== YOUR GOAL ==
Repeat the listing below in full, exactly as it stands.

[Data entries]
--- BEGIN ---

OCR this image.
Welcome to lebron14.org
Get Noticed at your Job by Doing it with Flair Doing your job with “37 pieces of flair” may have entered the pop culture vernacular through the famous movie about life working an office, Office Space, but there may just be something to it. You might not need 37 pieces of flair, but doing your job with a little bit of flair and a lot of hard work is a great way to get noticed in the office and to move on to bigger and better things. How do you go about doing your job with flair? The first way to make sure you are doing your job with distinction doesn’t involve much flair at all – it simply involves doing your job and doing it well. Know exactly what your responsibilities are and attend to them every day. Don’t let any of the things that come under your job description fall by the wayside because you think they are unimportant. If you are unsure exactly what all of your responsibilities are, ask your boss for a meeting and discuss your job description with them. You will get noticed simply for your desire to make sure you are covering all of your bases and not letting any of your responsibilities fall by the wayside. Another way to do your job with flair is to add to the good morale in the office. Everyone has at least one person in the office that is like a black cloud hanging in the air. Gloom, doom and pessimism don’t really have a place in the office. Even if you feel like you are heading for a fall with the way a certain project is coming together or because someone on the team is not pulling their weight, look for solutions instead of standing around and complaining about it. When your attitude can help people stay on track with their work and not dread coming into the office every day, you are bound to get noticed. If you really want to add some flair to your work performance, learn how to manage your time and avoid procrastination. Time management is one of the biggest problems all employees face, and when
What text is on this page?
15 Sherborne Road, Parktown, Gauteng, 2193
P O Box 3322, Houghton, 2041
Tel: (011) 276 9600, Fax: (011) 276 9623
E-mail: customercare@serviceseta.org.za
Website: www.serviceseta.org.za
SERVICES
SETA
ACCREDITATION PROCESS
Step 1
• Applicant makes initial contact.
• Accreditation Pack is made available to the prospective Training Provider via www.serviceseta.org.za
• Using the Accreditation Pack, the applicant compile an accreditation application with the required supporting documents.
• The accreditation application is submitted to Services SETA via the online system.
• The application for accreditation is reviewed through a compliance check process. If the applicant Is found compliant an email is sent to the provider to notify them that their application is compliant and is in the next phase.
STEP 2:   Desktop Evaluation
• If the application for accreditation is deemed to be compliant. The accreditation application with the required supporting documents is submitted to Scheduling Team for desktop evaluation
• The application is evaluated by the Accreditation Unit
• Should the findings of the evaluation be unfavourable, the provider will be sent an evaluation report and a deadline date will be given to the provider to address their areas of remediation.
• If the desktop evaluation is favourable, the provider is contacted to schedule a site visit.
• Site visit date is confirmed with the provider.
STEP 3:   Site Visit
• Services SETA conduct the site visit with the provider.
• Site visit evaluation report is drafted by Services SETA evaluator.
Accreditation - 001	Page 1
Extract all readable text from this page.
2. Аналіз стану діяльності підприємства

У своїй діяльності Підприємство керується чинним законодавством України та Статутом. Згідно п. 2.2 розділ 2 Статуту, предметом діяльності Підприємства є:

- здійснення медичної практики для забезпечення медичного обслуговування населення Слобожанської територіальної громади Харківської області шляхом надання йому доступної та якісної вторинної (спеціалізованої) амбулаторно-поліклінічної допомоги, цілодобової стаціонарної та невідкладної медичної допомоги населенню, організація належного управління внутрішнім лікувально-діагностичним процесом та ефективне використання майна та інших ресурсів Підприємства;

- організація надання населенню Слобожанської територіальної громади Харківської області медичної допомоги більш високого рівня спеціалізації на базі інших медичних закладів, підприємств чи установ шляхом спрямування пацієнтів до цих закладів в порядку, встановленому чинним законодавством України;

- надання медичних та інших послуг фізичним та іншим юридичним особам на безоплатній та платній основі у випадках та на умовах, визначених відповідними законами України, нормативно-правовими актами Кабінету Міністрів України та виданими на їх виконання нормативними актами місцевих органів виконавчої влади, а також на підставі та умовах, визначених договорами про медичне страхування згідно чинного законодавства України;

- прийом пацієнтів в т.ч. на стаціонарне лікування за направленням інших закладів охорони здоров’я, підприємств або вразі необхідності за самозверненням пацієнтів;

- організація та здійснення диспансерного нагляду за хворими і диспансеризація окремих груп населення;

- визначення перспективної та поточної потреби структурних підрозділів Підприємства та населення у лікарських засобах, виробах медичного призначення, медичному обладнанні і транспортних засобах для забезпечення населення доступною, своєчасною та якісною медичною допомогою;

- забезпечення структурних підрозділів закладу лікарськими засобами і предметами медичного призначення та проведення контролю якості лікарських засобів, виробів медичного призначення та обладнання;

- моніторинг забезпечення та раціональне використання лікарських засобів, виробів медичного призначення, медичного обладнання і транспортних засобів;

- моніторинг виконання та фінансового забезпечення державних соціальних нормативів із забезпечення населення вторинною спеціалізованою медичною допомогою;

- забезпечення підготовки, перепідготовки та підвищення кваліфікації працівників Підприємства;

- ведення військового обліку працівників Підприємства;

--- END ---

== OUTPUT FOR THIS EXERCISE ==
OCR this image.
Welcome to lebron14.org
Get Noticed at your Job by Doing it with Flair Doing your job with “37 pieces of flair” may have entered the pop culture vernacular through the famous movie about life working an office, Office Space, but there may just be something to it. You might not need 37 pieces of flair, but doing your job with a little bit of flair and a lot of hard work is a great way to get noticed in the office and to move on to bigger and better things. How do you go about doing your job with flair? The first way to make sure you are doing your job with distinction doesn’t involve much flair at all – it simply involves doing your job and doing it well. Know exactly what your responsibilities are and attend to them every day. Don’t let any of the things that come under your job description fall by the wayside because you think they are unimportant. If you are unsure exactly what all of your responsibilities are, ask your boss for a meeting and discuss your job description with them. You will get noticed simply for your desire to make sure you are covering all of your bases and not letting any of your responsibilities fall by the wayside. Another way to do your job with flair is to add to the good morale in the office. Everyone has at least one person in the office that is like a black cloud hanging in the air. Gloom, doom and pessimism don’t really have a place in the office. Even if you feel like you are heading for a fall with the way a certain project is coming together or because someone on the team is not pulling their weight, look for solutions instead of standing around and complaining about it. When your attitude can help people stay on track with their work and not dread coming into the office every day, you are bound to get noticed. If you really want to add some flair to your work performance, learn how to manage your time and avoid procrastination. Time management is one of the biggest problems all employees face, and when
What text is on this page?
15 Sherborne Road, Parktown, Gauteng, 2193
P O Box 3322, Houghton, 2041
Tel: (011) 276 9600, Fax: (011) 276 9623
E-mail: customercare@serviceseta.org.za
Website: www.serviceseta.org.za
SERVICES
SETA
ACCREDITATION PROCESS
Step 1
• Applicant makes initial contact.
• Accreditation Pack is made available to the prospective Training Provider via www.serviceseta.org.za
• Using the Accreditation Pack, the applicant compile an accreditation application with the required supporting documents.
• The accreditation application is submitted to Services SETA via the online system.
• The application for accreditation is reviewed through a compliance check process. If the applicant Is found compliant an email is sent to the provider to notify them that their application is compliant and is in the next phase.
STEP 2:   Desktop Evaluation
• If the application for accreditation is deemed to be compliant. The accreditation application with the required supporting documents is submitted to Scheduling Team for desktop evaluation
• The application is evaluated by the Accreditation Unit
• Should the findings of the evaluation be unfavourable, the provider will be sent an evaluation report and a deadline date will be given to the provider to address their areas of remediation.
• If the desktop evaluation is favourable, the provider is contacted to schedule a site visit.
• Site visit date is confirmed with the provider.
STEP 3:   Site Visit
• Services SETA conduct the site visit with the provider.
• Site visit evaluation report is drafted by Services SETA evaluator.
Accreditation - 001	Page 1
Extract all readable text from this page.
2. Аналіз стану діяльності підприємства

У своїй діяльності Підприємство керується чинним законодавством України та Статутом. Згідно п. 2.2 розділ 2 Статуту, предметом діяльності Підприємства є:

- здійснення медичної практики для забезпечення медичного обслуговування населення Слобожанської територіальної громади Харківської області шляхом надання йому доступної та якісної вторинної (спеціалізованої) амбулаторно-поліклінічної допомоги, цілодобової стаціонарної та невідкладної медичної допомоги населенню, організація належного управління внутрішнім лікувально-діагностичним процесом та ефективне використання майна та інших ресурсів Підприємства;

- організація надання населенню Слобожанської територіальної громади Харківської області медичної допомоги більш високого рівня спеціалізації на базі інших медичних закладів, підприємств чи установ шляхом спрямування пацієнтів до цих закладів в порядку, встановленому чинним законодавством України;

- надання медичних та інших послуг фізичним та іншим юридичним особам на безоплатній та платній основі у випадках та на умовах, визначених відповідними законами України, нормативно-правовими актами Кабінету Міністрів України та виданими на їх виконання нормативними актами місцевих органів виконавчої влади, а також на підставі та умовах, визначених договорами про медичне страхування згідно чинного законодавства України;

- прийом пацієнтів в т.ч. на стаціонарне лікування за направленням інших закладів охорони здоров’я, підприємств або вразі необхідності за самозверненням пацієнтів;

- організація та здійснення диспансерного нагляду за хворими і диспансеризація окремих груп населення;

- визначення перспективної та поточної потреби структурних підрозділів Підприємства та населення у лікарських засобах, виробах медичного призначення, медичному обладнанні і транспортних засобах для забезпечення населення доступною, своєчасною та якісною медичною допомогою;

- забезпечення структурних підрозділів закладу лікарськими засобами і предметами медичного призначення та проведення контролю якості лікарських засобів, виробів медичного призначення та обладнання;

- моніторинг забезпечення та раціональне використання лікарських засобів, виробів медичного призначення, медичного обладнання і транспортних засобів;

- моніторинг виконання та фінансового забезпечення державних соціальних нормативів із забезпечення населення вторинною спеціалізованою медичною допомогою;

- забезпечення підготовки, перепідготовки та підвищення кваліфікації працівників Підприємства;

- ведення військового обліку працівників Підприємства;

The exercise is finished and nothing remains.